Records
* * *
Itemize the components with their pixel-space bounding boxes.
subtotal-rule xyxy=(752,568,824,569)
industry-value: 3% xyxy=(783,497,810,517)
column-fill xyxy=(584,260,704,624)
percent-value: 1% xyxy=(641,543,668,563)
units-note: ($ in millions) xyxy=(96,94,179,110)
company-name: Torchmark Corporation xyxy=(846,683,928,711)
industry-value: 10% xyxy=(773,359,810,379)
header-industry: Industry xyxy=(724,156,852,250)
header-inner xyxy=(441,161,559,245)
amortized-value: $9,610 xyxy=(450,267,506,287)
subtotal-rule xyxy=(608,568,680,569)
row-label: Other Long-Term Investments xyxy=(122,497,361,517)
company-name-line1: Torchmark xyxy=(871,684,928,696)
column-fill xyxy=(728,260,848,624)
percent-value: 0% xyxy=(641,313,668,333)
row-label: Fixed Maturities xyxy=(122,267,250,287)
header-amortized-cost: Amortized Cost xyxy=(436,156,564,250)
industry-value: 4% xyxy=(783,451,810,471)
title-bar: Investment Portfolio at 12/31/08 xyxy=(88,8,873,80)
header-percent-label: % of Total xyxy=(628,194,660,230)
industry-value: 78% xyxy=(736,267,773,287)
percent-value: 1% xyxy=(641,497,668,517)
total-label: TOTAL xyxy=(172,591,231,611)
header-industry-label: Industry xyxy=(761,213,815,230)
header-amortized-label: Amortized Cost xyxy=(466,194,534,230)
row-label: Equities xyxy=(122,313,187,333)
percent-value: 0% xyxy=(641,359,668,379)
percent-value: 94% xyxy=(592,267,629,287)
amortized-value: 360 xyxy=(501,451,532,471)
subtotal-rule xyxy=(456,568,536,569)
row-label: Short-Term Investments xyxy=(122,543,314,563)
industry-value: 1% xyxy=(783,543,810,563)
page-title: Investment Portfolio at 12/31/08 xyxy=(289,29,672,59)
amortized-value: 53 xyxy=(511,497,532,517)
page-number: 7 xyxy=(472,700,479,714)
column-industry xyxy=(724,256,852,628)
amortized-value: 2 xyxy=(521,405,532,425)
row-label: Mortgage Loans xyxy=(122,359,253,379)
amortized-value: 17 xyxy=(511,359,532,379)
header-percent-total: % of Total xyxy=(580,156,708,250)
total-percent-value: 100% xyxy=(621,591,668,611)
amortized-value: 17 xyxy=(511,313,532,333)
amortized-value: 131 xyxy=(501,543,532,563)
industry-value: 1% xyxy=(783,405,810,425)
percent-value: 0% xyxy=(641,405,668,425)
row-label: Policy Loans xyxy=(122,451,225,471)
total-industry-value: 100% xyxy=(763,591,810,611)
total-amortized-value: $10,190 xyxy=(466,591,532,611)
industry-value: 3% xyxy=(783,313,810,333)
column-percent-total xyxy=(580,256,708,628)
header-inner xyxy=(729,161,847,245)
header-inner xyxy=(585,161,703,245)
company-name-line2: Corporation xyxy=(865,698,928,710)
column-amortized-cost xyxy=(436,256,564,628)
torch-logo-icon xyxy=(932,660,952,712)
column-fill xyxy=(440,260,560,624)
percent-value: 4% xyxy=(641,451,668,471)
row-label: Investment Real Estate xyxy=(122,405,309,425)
* * *
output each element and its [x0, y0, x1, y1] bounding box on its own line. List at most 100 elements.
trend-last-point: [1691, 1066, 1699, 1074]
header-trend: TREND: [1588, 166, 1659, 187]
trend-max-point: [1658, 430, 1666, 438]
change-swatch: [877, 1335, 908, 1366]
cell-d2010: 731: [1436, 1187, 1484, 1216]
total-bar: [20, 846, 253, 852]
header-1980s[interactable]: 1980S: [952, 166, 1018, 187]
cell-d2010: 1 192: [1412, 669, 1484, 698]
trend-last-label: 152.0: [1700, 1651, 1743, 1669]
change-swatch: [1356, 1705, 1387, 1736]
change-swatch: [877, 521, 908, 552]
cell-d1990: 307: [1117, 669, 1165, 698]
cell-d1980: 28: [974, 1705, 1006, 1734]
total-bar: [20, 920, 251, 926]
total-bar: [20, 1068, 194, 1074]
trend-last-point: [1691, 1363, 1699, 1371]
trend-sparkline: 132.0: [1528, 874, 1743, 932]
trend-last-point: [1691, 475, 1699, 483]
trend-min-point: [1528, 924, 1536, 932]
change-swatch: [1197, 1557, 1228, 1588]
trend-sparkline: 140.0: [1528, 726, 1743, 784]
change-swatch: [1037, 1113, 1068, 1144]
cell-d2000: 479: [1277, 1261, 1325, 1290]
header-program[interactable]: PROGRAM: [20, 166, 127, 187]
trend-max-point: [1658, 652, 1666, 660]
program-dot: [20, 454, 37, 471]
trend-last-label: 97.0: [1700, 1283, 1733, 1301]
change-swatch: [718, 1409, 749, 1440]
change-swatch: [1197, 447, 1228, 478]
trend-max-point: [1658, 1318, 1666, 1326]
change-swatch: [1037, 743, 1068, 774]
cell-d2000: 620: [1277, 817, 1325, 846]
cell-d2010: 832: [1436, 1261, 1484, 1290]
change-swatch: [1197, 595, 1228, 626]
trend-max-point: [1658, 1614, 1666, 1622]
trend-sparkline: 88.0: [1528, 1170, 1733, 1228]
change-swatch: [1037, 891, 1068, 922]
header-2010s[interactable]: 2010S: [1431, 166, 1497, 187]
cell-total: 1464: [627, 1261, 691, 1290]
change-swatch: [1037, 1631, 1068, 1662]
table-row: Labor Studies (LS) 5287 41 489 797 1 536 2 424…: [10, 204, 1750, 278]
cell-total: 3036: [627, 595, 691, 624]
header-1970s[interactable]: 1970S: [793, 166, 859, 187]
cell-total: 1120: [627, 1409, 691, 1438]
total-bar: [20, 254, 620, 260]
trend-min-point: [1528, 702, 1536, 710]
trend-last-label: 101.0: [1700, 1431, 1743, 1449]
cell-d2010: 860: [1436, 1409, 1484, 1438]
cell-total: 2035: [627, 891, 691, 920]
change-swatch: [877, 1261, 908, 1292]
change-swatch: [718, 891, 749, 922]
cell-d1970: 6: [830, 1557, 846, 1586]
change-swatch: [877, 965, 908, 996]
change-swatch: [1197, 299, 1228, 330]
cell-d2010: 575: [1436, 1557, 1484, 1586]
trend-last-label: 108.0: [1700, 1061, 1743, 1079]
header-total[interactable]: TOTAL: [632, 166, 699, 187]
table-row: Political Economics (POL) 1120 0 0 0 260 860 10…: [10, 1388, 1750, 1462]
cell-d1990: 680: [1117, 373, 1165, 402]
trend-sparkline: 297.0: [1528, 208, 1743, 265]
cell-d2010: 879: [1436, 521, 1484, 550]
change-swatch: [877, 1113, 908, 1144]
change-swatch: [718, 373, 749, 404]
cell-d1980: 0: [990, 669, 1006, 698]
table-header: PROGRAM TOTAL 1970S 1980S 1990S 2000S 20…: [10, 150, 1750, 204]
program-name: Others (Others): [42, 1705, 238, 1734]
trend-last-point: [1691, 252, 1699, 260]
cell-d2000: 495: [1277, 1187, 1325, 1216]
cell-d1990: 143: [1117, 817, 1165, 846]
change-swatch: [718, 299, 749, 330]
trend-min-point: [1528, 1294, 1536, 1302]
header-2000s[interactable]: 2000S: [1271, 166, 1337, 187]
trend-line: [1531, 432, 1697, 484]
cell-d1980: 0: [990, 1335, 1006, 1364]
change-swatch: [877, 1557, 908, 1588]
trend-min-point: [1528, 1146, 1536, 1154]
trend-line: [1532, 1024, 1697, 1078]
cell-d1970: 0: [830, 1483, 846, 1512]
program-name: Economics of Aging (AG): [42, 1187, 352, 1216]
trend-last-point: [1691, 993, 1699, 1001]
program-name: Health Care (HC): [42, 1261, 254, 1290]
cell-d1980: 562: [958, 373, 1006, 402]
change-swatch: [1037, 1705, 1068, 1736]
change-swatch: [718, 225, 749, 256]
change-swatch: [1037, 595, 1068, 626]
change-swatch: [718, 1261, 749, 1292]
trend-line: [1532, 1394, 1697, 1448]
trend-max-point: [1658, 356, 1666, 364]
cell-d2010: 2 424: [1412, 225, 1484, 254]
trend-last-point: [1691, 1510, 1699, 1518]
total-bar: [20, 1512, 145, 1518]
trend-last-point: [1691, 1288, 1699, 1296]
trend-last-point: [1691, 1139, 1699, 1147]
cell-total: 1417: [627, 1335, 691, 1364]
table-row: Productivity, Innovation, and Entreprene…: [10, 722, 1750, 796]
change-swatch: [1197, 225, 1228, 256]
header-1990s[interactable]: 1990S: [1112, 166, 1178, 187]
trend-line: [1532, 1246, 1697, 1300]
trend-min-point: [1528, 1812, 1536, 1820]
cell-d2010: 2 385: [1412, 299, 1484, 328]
* * *
■ Goal: Retype the lines starting with the line containing "Itemize the components" and going on through the line containing "industry-value: 1% xyxy=(783,543,810,563)", both ends included.

■ Result of this task:
Itemize the components with their pixel-space bounding boxes.
subtotal-rule xyxy=(752,568,824,569)
industry-value: 3% xyxy=(783,497,810,517)
column-fill xyxy=(584,260,704,624)
percent-value: 1% xyxy=(641,543,668,563)
units-note: ($ in millions) xyxy=(96,94,179,110)
company-name: Torchmark Corporation xyxy=(846,683,928,711)
industry-value: 10% xyxy=(773,359,810,379)
header-industry: Industry xyxy=(724,156,852,250)
header-inner xyxy=(441,161,559,245)
amortized-value: $9,610 xyxy=(450,267,506,287)
subtotal-rule xyxy=(608,568,680,569)
row-label: Other Long-Term Investments xyxy=(122,497,361,517)
company-name-line1: Torchmark xyxy=(871,684,928,696)
column-fill xyxy=(728,260,848,624)
percent-value: 0% xyxy=(641,313,668,333)
row-label: Fixed Maturities xyxy=(122,267,250,287)
header-amortized-cost: Amortized Cost xyxy=(436,156,564,250)
industry-value: 4% xyxy=(783,451,810,471)
title-bar: Investment Portfolio at 12/31/08 xyxy=(88,8,873,80)
header-percent-label: % of Total xyxy=(628,194,660,230)
industry-value: 78% xyxy=(736,267,773,287)
percent-value: 1% xyxy=(641,497,668,517)
total-label: TOTAL xyxy=(172,591,231,611)
header-industry-label: Industry xyxy=(761,213,815,230)
header-amortized-label: Amortized Cost xyxy=(466,194,534,230)
row-label: Equities xyxy=(122,313,187,333)
percent-value: 0% xyxy=(641,359,668,379)
percent-value: 94% xyxy=(592,267,629,287)
amortized-value: 360 xyxy=(501,451,532,471)
subtotal-rule xyxy=(456,568,536,569)
row-label: Short-Term Investments xyxy=(122,543,314,563)
industry-value: 1% xyxy=(783,543,810,563)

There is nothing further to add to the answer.